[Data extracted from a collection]
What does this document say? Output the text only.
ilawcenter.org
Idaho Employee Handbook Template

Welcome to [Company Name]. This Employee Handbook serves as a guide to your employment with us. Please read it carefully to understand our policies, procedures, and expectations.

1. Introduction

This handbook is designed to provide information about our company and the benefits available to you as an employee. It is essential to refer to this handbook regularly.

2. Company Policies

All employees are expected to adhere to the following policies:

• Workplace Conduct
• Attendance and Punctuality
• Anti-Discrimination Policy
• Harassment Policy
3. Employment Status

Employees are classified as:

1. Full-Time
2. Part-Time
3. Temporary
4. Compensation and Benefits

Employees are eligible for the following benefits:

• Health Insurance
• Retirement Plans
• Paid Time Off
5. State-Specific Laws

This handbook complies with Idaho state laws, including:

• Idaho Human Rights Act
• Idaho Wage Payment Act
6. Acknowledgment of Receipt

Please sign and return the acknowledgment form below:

→ INSTRUCTIONS FOR THE TASK:
Tally how many lines of the records hold the word "following". Answer with the number only.

→ THE COMPLETED TASK:
2